[TASK A]
According to the coating adhesion research summary, what type of steel was tested in the Virginia DOT reports?
[TASK B]
Go on with the coating adhesion research summary from the point where it stops.

[READING PASSAGE]
######

Coating Adhesion — Independent Research
Multiple independent research programs confirm coating adhesion on LACR-prepared steel is equivalent to or superior to abrasive blasted surfaces:
Shams et al. (2015): Equivalent or superior adhesion on LACR-treated surfaces vs abrasive blasted samples on high-strength shipbuilding steel.
Virginia DOT (VTRC Reports 20-R1 and 26-R10): Coating adhesion on LACR-treated ASTM A36 structural bridge steel was acceptable, met coating manufacturer recommendations, and comparable to grit-blasted surfaces.
Moffat et al., University of Virginia / FHWA (2024): Excellent adhesion on legacy bridge steel carrying multi-layer lead-based coatings — qualifying above requirements with no measurable detrimental effects on bulk mechanical properties.

######

[INFORMATION SUPPLIED]

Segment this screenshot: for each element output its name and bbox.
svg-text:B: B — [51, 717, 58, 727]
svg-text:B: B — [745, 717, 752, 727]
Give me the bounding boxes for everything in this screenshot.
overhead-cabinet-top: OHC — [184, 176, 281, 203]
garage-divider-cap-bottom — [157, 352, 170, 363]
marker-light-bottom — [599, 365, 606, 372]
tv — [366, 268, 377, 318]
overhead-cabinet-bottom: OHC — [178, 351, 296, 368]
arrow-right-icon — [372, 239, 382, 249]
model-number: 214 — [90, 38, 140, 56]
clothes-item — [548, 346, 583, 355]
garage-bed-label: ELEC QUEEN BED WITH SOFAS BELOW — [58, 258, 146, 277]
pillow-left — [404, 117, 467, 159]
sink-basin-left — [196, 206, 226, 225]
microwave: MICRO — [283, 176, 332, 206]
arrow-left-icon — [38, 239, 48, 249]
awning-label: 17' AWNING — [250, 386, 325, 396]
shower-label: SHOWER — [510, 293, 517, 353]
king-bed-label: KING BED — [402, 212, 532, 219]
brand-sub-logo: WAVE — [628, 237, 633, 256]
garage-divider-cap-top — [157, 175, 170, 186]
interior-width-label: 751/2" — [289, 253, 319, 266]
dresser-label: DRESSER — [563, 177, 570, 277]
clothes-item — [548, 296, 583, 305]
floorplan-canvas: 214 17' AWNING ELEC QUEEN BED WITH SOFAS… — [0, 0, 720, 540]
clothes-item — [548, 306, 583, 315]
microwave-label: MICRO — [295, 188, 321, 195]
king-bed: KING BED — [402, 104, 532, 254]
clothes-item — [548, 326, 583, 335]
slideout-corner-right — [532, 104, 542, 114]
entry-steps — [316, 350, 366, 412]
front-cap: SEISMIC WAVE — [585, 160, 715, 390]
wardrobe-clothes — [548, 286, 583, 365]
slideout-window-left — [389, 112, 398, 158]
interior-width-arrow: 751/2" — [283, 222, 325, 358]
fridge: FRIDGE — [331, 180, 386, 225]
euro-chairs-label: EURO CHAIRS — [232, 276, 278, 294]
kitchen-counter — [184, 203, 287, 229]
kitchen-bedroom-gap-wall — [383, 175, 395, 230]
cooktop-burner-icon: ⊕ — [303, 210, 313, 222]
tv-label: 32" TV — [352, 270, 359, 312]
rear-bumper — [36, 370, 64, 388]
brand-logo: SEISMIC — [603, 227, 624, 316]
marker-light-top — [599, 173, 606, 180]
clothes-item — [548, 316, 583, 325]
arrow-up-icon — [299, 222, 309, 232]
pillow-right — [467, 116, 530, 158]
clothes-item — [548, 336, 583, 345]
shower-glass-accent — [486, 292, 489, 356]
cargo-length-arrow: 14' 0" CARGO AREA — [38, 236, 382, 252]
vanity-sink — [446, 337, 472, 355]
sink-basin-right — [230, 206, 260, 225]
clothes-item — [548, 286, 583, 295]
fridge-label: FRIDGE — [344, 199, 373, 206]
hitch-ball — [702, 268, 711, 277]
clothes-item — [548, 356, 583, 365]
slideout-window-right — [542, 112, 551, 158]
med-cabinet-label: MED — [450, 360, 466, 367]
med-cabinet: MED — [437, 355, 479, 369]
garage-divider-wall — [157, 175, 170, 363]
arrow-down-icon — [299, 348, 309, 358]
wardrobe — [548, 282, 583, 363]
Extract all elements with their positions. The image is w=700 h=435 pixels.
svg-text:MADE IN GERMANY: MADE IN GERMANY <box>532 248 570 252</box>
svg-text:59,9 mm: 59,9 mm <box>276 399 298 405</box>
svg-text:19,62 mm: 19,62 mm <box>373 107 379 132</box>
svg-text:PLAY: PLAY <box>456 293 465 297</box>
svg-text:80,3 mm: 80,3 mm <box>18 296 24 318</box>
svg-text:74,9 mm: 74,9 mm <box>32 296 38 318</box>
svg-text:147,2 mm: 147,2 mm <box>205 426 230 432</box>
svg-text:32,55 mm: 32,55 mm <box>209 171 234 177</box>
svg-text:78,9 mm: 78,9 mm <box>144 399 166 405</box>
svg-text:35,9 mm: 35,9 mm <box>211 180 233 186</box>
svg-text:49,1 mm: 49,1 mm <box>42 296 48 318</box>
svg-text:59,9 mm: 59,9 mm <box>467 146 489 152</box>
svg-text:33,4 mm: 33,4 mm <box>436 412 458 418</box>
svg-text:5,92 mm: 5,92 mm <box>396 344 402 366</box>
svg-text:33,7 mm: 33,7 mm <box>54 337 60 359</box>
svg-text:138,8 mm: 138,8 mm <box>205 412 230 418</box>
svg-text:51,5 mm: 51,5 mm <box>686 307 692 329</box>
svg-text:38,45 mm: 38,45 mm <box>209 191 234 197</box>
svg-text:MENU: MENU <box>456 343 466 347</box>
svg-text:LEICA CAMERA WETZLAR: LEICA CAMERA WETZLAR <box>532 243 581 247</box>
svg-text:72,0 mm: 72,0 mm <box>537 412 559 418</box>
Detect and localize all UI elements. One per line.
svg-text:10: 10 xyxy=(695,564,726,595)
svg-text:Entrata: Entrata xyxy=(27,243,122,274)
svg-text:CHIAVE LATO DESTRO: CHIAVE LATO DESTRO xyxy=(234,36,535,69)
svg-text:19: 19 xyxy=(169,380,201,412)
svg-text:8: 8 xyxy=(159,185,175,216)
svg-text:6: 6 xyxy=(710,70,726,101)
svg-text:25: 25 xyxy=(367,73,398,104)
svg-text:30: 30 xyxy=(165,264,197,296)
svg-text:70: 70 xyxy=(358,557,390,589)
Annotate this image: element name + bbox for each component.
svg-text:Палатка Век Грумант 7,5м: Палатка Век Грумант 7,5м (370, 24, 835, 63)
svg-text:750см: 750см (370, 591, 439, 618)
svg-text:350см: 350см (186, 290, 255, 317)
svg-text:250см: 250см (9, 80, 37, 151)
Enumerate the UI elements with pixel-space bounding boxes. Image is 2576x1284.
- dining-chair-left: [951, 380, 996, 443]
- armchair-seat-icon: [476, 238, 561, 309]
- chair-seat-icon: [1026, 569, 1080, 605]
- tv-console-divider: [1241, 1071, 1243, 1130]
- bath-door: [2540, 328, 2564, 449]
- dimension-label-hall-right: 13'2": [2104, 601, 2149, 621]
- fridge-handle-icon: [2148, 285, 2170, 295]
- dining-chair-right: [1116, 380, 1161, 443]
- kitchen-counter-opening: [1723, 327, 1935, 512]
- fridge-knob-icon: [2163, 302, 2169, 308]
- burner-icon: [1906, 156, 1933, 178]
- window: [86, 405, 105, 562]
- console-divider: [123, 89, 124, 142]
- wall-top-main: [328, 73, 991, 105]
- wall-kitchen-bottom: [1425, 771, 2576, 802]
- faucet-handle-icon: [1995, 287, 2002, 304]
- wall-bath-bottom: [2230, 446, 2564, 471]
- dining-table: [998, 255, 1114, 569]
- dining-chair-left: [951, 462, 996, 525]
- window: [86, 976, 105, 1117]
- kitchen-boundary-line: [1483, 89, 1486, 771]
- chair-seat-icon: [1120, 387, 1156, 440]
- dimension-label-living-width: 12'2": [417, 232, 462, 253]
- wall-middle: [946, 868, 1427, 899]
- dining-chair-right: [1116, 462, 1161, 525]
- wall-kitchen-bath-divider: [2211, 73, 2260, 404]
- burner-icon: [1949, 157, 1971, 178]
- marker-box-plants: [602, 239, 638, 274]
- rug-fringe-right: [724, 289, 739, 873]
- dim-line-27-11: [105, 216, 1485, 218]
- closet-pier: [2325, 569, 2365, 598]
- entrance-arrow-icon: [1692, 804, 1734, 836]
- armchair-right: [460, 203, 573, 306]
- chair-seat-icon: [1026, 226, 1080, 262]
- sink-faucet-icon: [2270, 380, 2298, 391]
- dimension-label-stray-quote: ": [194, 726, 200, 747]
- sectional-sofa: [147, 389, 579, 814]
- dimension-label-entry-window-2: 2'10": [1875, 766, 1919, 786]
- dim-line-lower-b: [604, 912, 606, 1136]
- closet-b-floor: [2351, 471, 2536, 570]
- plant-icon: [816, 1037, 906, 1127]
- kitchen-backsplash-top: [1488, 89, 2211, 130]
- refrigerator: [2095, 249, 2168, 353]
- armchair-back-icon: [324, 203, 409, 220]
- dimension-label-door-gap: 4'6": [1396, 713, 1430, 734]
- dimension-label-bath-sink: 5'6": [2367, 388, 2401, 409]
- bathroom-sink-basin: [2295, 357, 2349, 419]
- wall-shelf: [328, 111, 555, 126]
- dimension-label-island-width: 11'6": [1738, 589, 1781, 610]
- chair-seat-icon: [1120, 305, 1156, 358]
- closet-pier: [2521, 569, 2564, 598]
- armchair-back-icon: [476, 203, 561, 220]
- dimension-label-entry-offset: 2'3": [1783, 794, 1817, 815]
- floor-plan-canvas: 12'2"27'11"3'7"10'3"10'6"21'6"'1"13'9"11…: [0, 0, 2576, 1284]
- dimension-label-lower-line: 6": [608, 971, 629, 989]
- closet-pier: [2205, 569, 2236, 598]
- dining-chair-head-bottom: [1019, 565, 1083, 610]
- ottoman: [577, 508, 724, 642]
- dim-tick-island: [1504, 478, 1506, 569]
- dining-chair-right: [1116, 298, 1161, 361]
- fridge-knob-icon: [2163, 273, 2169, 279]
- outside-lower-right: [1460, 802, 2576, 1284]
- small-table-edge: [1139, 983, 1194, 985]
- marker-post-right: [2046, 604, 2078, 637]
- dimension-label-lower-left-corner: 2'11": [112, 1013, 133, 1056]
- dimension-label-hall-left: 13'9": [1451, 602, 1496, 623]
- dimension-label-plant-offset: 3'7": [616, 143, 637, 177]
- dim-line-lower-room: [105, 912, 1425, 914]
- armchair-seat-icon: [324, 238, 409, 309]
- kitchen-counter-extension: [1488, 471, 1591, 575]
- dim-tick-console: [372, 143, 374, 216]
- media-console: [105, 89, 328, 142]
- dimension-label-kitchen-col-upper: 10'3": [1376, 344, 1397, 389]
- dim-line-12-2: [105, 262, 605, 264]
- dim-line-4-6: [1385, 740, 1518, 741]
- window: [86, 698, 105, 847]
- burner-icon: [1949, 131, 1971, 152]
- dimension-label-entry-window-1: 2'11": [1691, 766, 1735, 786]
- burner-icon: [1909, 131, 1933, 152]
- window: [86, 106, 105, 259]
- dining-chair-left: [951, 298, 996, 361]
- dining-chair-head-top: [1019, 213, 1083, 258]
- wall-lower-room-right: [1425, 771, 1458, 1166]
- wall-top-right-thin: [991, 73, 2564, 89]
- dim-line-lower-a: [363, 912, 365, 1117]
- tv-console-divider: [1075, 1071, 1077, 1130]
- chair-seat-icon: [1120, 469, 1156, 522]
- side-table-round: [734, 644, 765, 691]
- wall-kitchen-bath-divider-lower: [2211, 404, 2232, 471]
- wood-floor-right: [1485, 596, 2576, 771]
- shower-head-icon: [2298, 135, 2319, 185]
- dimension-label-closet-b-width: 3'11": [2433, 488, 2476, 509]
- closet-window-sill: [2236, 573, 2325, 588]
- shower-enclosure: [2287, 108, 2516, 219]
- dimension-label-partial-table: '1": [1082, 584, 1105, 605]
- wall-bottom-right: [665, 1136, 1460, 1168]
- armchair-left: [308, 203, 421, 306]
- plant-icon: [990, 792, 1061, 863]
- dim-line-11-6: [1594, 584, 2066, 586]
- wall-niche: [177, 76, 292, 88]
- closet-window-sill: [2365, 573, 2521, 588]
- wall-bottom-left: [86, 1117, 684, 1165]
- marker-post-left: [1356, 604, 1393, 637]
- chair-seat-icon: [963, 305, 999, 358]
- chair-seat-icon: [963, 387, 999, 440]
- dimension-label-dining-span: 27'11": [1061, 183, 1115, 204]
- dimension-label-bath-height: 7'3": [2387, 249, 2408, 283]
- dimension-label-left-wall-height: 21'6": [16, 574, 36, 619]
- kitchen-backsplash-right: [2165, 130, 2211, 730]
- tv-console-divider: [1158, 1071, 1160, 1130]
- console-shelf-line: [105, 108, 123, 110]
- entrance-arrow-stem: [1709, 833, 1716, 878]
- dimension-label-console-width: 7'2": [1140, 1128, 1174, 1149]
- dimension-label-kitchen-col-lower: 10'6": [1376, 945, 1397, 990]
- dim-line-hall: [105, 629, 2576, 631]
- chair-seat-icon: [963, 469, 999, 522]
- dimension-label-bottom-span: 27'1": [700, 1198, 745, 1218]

######

[WRITTEN ANSWER A]
LACR-treated ASTM A36 structural bridge steel.

[WRITTEN ANSWER B]
US Naval Institute (2024): Paint adhesion to laser-ablated steel yields superior performance compared to sandblasted steel samples.
Surface Chemistry — Fe₂O₃ Layer
CW laser irradiation of structural steel produces a chemically modified surface. Laser irradiation generates iron oxide compounds — principally Fe₂O₃ — on the treated surface. This laser-generated Fe₂O₃ surface exhibits enhanced surface energy and wettability compared to mechanically blasted steel, attributed to surface hydroxyl groups (–OH) that form hydrogen bonds with polar groups in epoxy primer formulations.
This chemical adhesion mechanism supplements mechanical interlocking from surface profile — an advantage not available from abrasive blasting.
Prep-to-Prime Window
All prepared steel should receive primer within 8 hours to prevent rust-back per KTA/SSPC-SP COM guidance.
Coastal and marine environments: primer application within the same work shift is strongly recommended — ideally within 4–6 hours of ablation completion.
If primer application cannot be completed within the same shift, assess for flash rust before coating. A light laser re-pass efficiently removes flash rust and restores the active surface state — a practical advantage over abrasive blasting where re-blasting is required.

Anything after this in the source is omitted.